Chart and figure data
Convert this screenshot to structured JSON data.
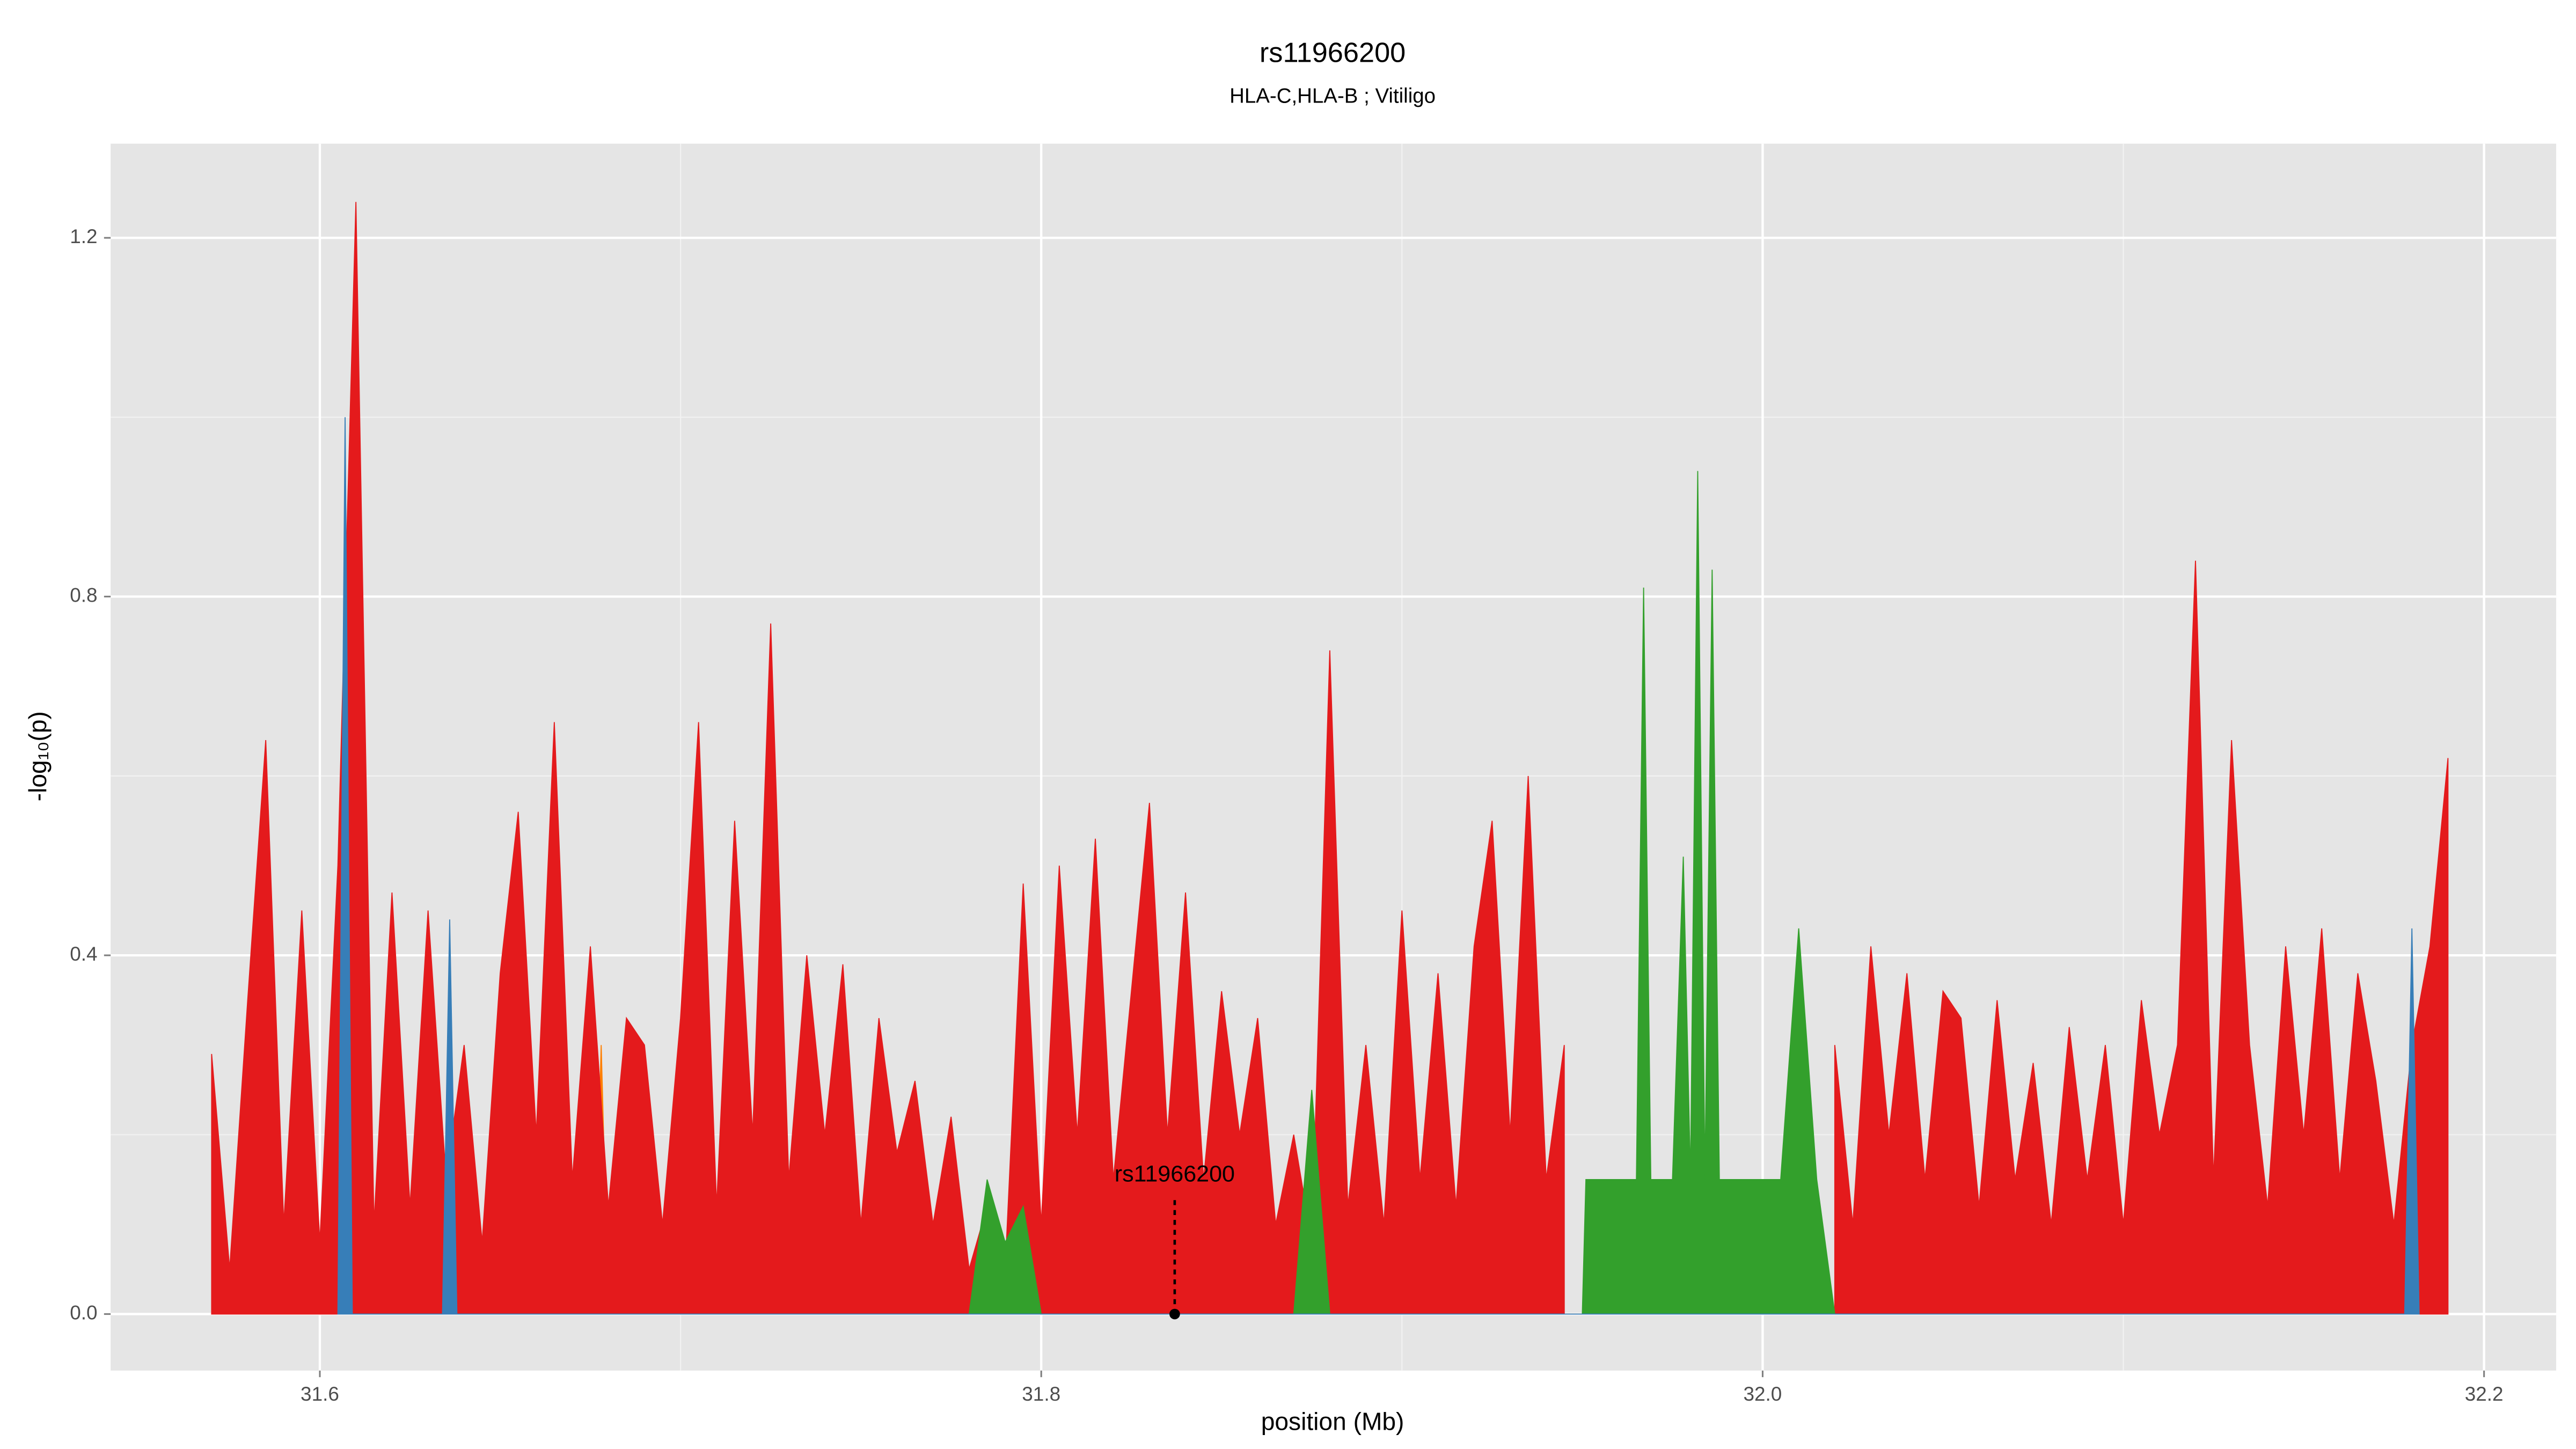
{
  "chart_data": {
    "type": "area",
    "title": "rs11966200",
    "subtitle": "HLA-C,HLA-B ; Vitiligo",
    "xlabel": "position (Mb)",
    "ylabel": "-log₁₀(p)",
    "xlim": [
      31.542,
      32.22
    ],
    "ylim": [
      -0.063,
      1.305
    ],
    "xticks": [
      31.6,
      31.8,
      {
        "value": 32,
        "label": "32.0"
      },
      32.2
    ],
    "yticks": [
      {
        "value": 0,
        "label": "0.0"
      },
      0.4,
      0.8,
      1.2
    ],
    "x_minor_grid": [
      31.7,
      31.9,
      32.1
    ],
    "y_minor_grid": [
      0.2,
      0.6,
      1.0
    ],
    "grid": true,
    "series": [
      {
        "color": "#ff7f00",
        "x": [
          31.583,
          31.585,
          31.587,
          31.676,
          31.678,
          31.68,
          32.092,
          32.094,
          32.096
        ],
        "values": [
          0,
          0.35,
          0,
          0,
          0.3,
          0,
          0,
          0.25,
          0
        ]
      },
      {
        "color": "#e41a1c",
        "x": [
          31.57,
          31.575,
          31.58,
          31.585,
          31.59,
          31.595,
          31.6,
          31.605,
          31.61,
          31.615,
          31.62,
          31.625,
          31.63,
          31.635,
          31.64,
          31.645,
          31.65,
          31.655,
          31.66,
          31.665,
          31.67,
          31.675,
          31.68,
          31.685,
          31.69,
          31.695,
          31.7,
          31.705,
          31.71,
          31.715,
          31.72,
          31.725,
          31.73,
          31.735,
          31.74,
          31.745,
          31.75,
          31.755,
          31.76,
          31.765,
          31.77,
          31.775,
          31.78,
          31.785,
          31.79,
          31.795,
          31.8,
          31.805,
          31.81,
          31.815,
          31.82,
          31.825,
          31.83,
          31.835,
          31.84,
          31.845,
          31.85,
          31.855,
          31.86,
          31.865,
          31.87,
          31.875,
          31.88,
          31.885,
          31.89,
          31.895,
          31.9,
          31.905,
          31.91,
          31.915,
          31.92,
          31.925,
          31.93,
          31.935,
          31.94,
          31.945,
          31.95,
          31.955,
          31.96,
          31.965,
          31.97,
          31.975,
          31.98,
          31.985,
          31.99,
          31.995,
          32,
          32.005,
          32.01,
          32.015,
          32.02,
          32.025,
          32.03,
          32.035,
          32.04,
          32.045,
          32.05,
          32.055,
          32.06,
          32.065,
          32.07,
          32.075,
          32.08,
          32.085,
          32.09,
          32.095,
          32.1,
          32.105,
          32.11,
          32.115,
          32.12,
          32.125,
          32.13,
          32.135,
          32.14,
          32.145,
          32.15,
          32.155,
          32.16,
          32.165,
          32.17,
          32.175,
          32.18,
          32.185,
          32.19
        ],
        "values": [
          0.29,
          0.05,
          0.35,
          0.64,
          0.1,
          0.45,
          0.08,
          0.5,
          1.24,
          0.1,
          0.47,
          0.12,
          0.45,
          0.15,
          0.3,
          0.08,
          0.38,
          0.56,
          0.2,
          0.66,
          0.15,
          0.41,
          0.12,
          0.33,
          0.3,
          0.1,
          0.33,
          0.66,
          0.12,
          0.55,
          0.2,
          0.77,
          0.15,
          0.4,
          0.2,
          0.39,
          0.1,
          0.33,
          0.18,
          0.26,
          0.1,
          0.22,
          0.05,
          0.12,
          0.05,
          0.48,
          0.1,
          0.5,
          0.2,
          0.53,
          0.15,
          0.36,
          0.57,
          0.2,
          0.47,
          0.15,
          0.36,
          0.2,
          0.33,
          0.1,
          0.2,
          0.08,
          0.74,
          0.12,
          0.3,
          0.1,
          0.45,
          0.15,
          0.38,
          0.12,
          0.41,
          0.55,
          0.2,
          0.6,
          0.15,
          0.3,
          null,
          null,
          null,
          null,
          null,
          null,
          null,
          null,
          null,
          null,
          null,
          null,
          null,
          null,
          0.3,
          0.1,
          0.41,
          0.2,
          0.38,
          0.15,
          0.36,
          0.33,
          0.12,
          0.35,
          0.15,
          0.28,
          0.1,
          0.32,
          0.15,
          0.3,
          0.1,
          0.35,
          0.2,
          0.3,
          0.84,
          0.15,
          0.64,
          0.3,
          0.12,
          0.41,
          0.2,
          0.43,
          0.15,
          0.38,
          0.26,
          0.1,
          0.3,
          0.41,
          0.62
        ]
      },
      {
        "color": "#33a02c",
        "x": [
          31.78,
          31.785,
          31.79,
          31.795,
          31.8,
          31.84,
          31.87,
          31.875,
          31.88,
          31.92,
          31.95,
          31.951,
          31.965,
          31.967,
          31.969,
          31.975,
          31.978,
          31.98,
          31.982,
          31.984,
          31.986,
          31.988,
          32.005,
          32.01,
          32.015,
          32.02
        ],
        "values": [
          0,
          0.15,
          0.08,
          0.12,
          0,
          null,
          0,
          0.25,
          0,
          null,
          0,
          0.15,
          0.15,
          0.81,
          0.15,
          0.15,
          0.51,
          0.15,
          0.94,
          0.15,
          0.83,
          0.15,
          0.15,
          0.43,
          0.15,
          0
        ]
      },
      {
        "color": "#377eb8",
        "x": [
          31.605,
          31.607,
          31.609,
          31.634,
          31.636,
          31.638,
          32.178,
          32.18,
          32.182
        ],
        "values": [
          0,
          1.0,
          0,
          0,
          0.44,
          0,
          0,
          0.43,
          0
        ]
      }
    ],
    "annotation": {
      "text": "rs11966200",
      "x": 31.837,
      "y": 0
    }
  }
}
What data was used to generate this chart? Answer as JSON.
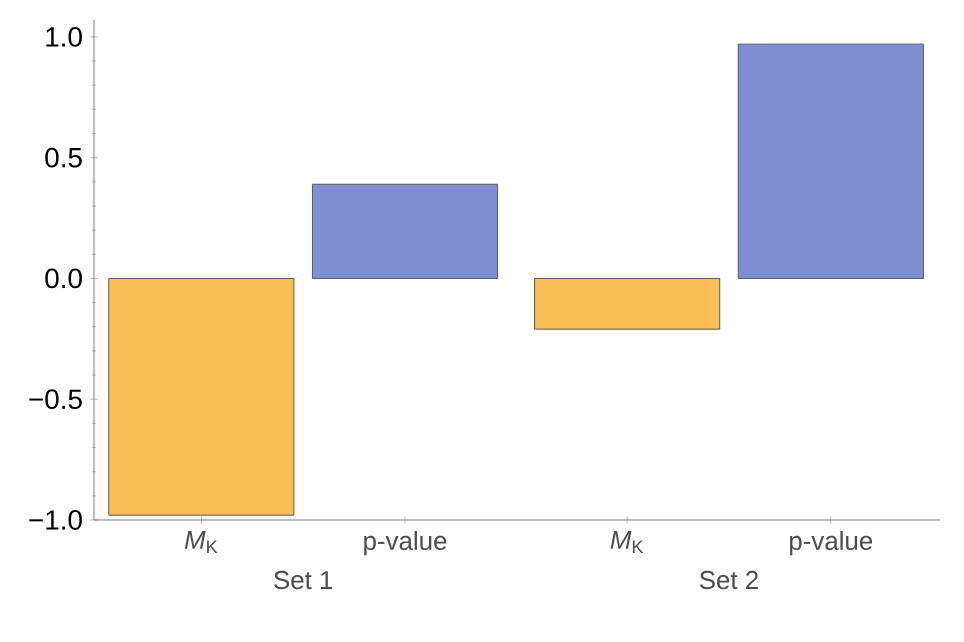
{
  "chart_data": {
    "type": "bar",
    "categories": [
      "*M*$_{K}$",
      "p-value",
      "*M*$_{K}$",
      "p-value"
    ],
    "values": [
      -0.98,
      0.39,
      -0.21,
      0.97
    ],
    "colors": [
      "#fbbf55",
      "#7f8fd4",
      "#fbbf55",
      "#7f8fd4"
    ],
    "annotations": [
      "Set 1",
      "Set 2"
    ],
    "ylim": [
      -1.0,
      1.07
    ],
    "yticks": [
      {
        "value": -1.0,
        "label": "−1.0"
      },
      {
        "value": -0.5,
        "label": "−0.5"
      },
      {
        "value": 0.0,
        "label": "0.0"
      },
      {
        "value": 0.5,
        "label": "0.5"
      },
      {
        "value": 1.0,
        "label": "1.0"
      }
    ],
    "grid": false
  }
}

#### TASK
Show every line in the records above that contains the word "this".

#### RIGHT ANSWER
Convert this screenshot to structured JSON data.
What data was used to generate this chart? Answer as JSON.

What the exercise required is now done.